TASK PROMPT – All of the data should be repeated exactly; pictures are not part of the copy.

'''

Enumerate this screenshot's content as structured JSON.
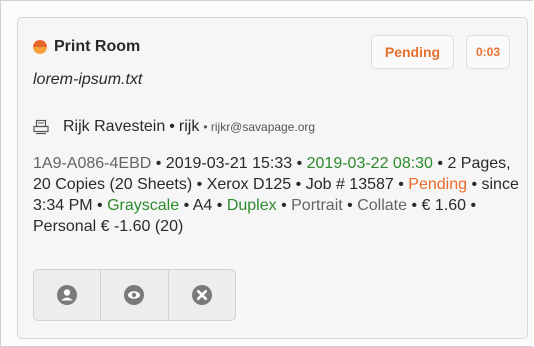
{
  "job": {
    "queue_name": "Print Room",
    "status_badge": "Pending",
    "time_badge": "0:03",
    "document_name": "lorem-ipsum.txt",
    "user_full_name": "Rijk Ravestein",
    "user_sep": "•",
    "user_id": "rijk",
    "user_email": "rijkr@savapage.org",
    "details": {
      "job_id": "1A9-A086-4EBD",
      "sep": " • ",
      "submitted": "2019-03-21 15:33",
      "expiry": "2019-03-22 08:30",
      "pages": "2 Pages, 20 Copies (20 Sheets)",
      "printer": "Xerox D125",
      "job_number": "Job # 13587",
      "status": "Pending",
      "since": "since 3:34 PM",
      "color_mode": "Grayscale",
      "paper": "A4",
      "duplex": "Duplex",
      "orientation": "Portrait",
      "collate": "Collate",
      "cost": "€ 1.60",
      "account": "Personal € -1.60 (20)"
    }
  },
  "actions": {
    "user_icon": "user-icon",
    "preview_icon": "eye-icon",
    "cancel_icon": "close-circle-icon"
  },
  "colors": {
    "accent_orange": "#e8702e",
    "green": "#2e8a2e",
    "icon_gray": "#7a7a7a"
  }
}
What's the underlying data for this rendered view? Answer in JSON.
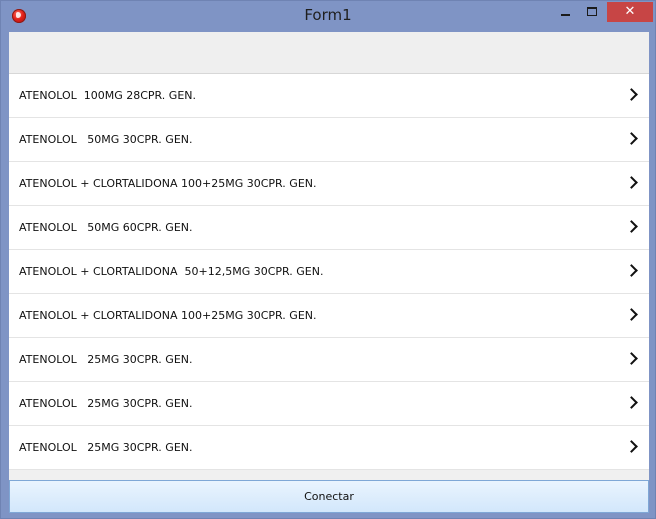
{
  "window": {
    "title": "Form1",
    "close_glyph": "✕"
  },
  "list": {
    "items": [
      {
        "label": "ATENOLOL  100MG 28CPR. GEN."
      },
      {
        "label": "ATENOLOL   50MG 30CPR. GEN."
      },
      {
        "label": "ATENOLOL + CLORTALIDONA 100+25MG 30CPR. GEN."
      },
      {
        "label": "ATENOLOL   50MG 60CPR. GEN."
      },
      {
        "label": "ATENOLOL + CLORTALIDONA  50+12,5MG 30CPR. GEN."
      },
      {
        "label": "ATENOLOL + CLORTALIDONA 100+25MG 30CPR. GEN."
      },
      {
        "label": "ATENOLOL   25MG 30CPR. GEN."
      },
      {
        "label": "ATENOLOL   25MG 30CPR. GEN."
      },
      {
        "label": "ATENOLOL   25MG 30CPR. GEN."
      }
    ]
  },
  "footer": {
    "connect_label": "Conectar"
  },
  "colors": {
    "titlebar": "#7f94c5",
    "close_button": "#c74545",
    "button_border": "#7fa7d6"
  }
}
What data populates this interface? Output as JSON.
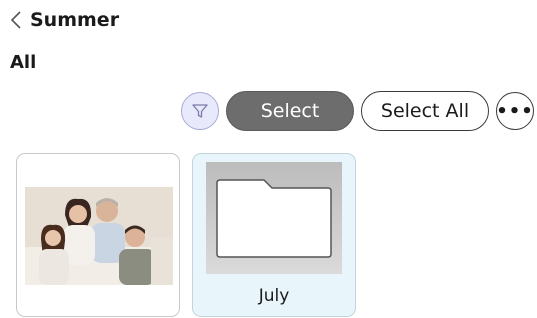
{
  "header": {
    "title": "Summer",
    "back_icon": "chevron-left-icon"
  },
  "filter_label": "All",
  "toolbar": {
    "filter_icon": "funnel-icon",
    "select_label": "Select",
    "select_all_label": "Select All",
    "more_label": "•••",
    "more_icon": "ellipsis-icon"
  },
  "items": [
    {
      "type": "photo",
      "icon": "family-photo-thumbnail"
    },
    {
      "type": "folder",
      "name": "July",
      "icon": "folder-icon"
    }
  ],
  "colors": {
    "select_fill": "#6d6d6d",
    "filter_fill": "#e8e9fb",
    "folder_tile_bg": "#e8f6fc"
  }
}
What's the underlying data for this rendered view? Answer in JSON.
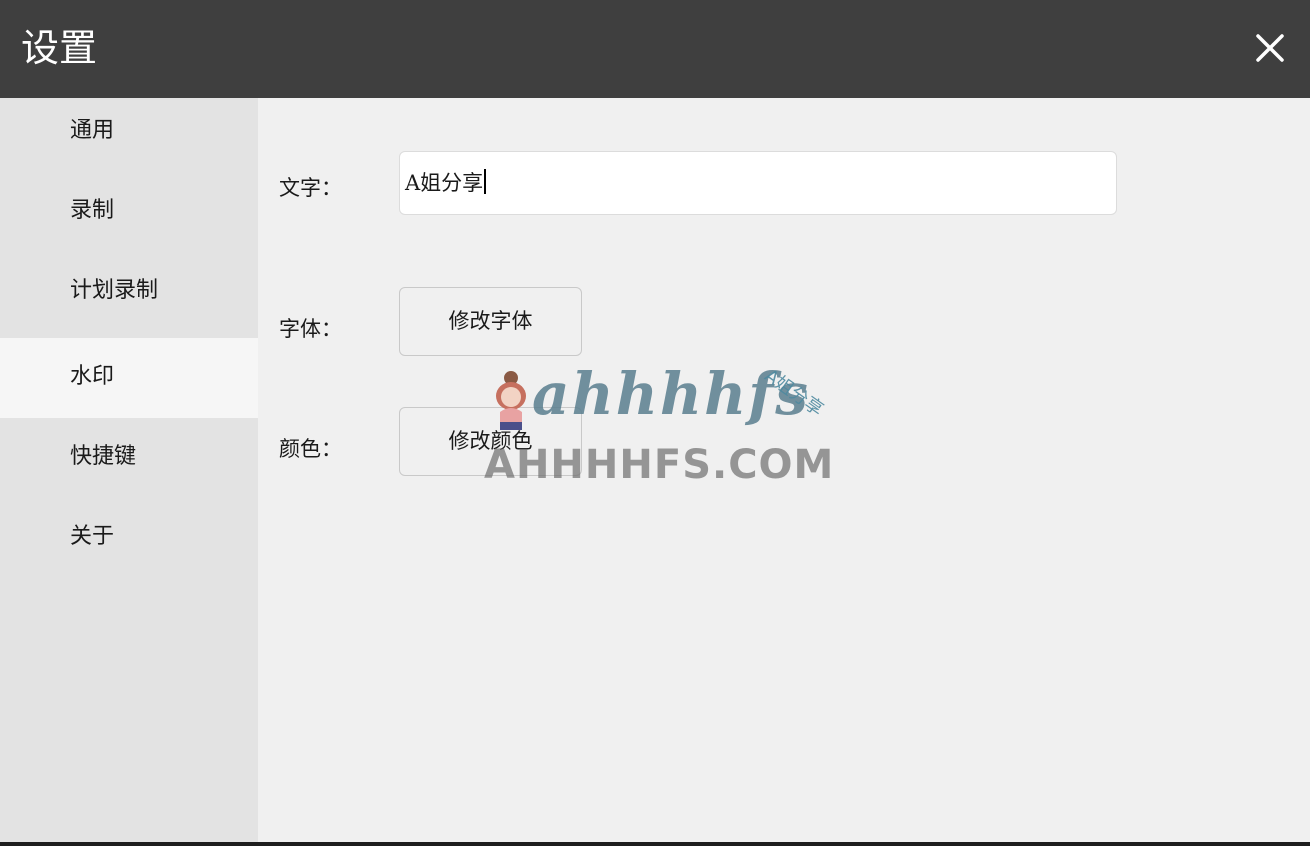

'''

SOLUTION TO THE PROBLEM –
Enumerate this screenshot's content as structured JSON.
{
  "job": {
    "queue_name": "Print Room",
    "status_badge": "Pending",
    "time_badge": "0:03",
    "document_name": "lorem-ipsum.txt",
    "user_full_name": "Rijk Ravestein",
    "user_sep": "•",
    "user_id": "rijk",
    "user_email": "rijkr@savapage.org",
    "details": {
      "job_id": "1A9-A086-4EBD",
      "sep": " • ",
      "submitted": "2019-03-21 15:33",
      "expiry": "2019-03-22 08:30",
      "pages": "2 Pages, 20 Copies (20 Sheets)",
      "printer": "Xerox D125",
      "job_number": "Job # 13587",
      "status": "Pending",
      "since": "since 3:34 PM",
      "color_mode": "Grayscale",
      "paper": "A4",
      "duplex": "Duplex",
      "orientation": "Portrait",
      "collate": "Collate",
      "cost": "€ 1.60",
      "account": "Personal € -1.60 (20)"
    }
  },
  "actions": {
    "user_icon": "user-icon",
    "preview_icon": "eye-icon",
    "cancel_icon": "close-circle-icon"
  },
  "colors": {
    "accent_orange": "#e8702e",
    "green": "#2e8a2e",
    "icon_gray": "#7a7a7a"
  }
}
What's the underlying data for this rendered view? Answer in JSON.
{
  "window": {
    "title": "Form1",
    "close_glyph": "✕"
  },
  "list": {
    "items": [
      {
        "label": "ATENOLOL  100MG 28CPR. GEN."
      },
      {
        "label": "ATENOLOL   50MG 30CPR. GEN."
      },
      {
        "label": "ATENOLOL + CLORTALIDONA 100+25MG 30CPR. GEN."
      },
      {
        "label": "ATENOLOL   50MG 60CPR. GEN."
      },
      {
        "label": "ATENOLOL + CLORTALIDONA  50+12,5MG 30CPR. GEN."
      },
      {
        "label": "ATENOLOL + CLORTALIDONA 100+25MG 30CPR. GEN."
      },
      {
        "label": "ATENOLOL   25MG 30CPR. GEN."
      },
      {
        "label": "ATENOLOL   25MG 30CPR. GEN."
      },
      {
        "label": "ATENOLOL   25MG 30CPR. GEN."
      }
    ]
  },
  "footer": {
    "connect_label": "Conectar"
  },
  "colors": {
    "titlebar": "#7f94c5",
    "close_button": "#c74545",
    "button_border": "#7fa7d6"
  }
}
What data populates this interface? Output as JSON.
{
  "header": {
    "title": "Summer",
    "back_icon": "chevron-left-icon"
  },
  "filter_label": "All",
  "toolbar": {
    "filter_icon": "funnel-icon",
    "select_label": "Select",
    "select_all_label": "Select All",
    "more_label": "•••",
    "more_icon": "ellipsis-icon"
  },
  "items": [
    {
      "type": "photo",
      "icon": "family-photo-thumbnail"
    },
    {
      "type": "folder",
      "name": "July",
      "icon": "folder-icon"
    }
  ],
  "colors": {
    "select_fill": "#6d6d6d",
    "filter_fill": "#e8e9fb",
    "folder_tile_bg": "#e8f6fc"
  }
}
What's the underlying data for this rendered view? Answer in JSON.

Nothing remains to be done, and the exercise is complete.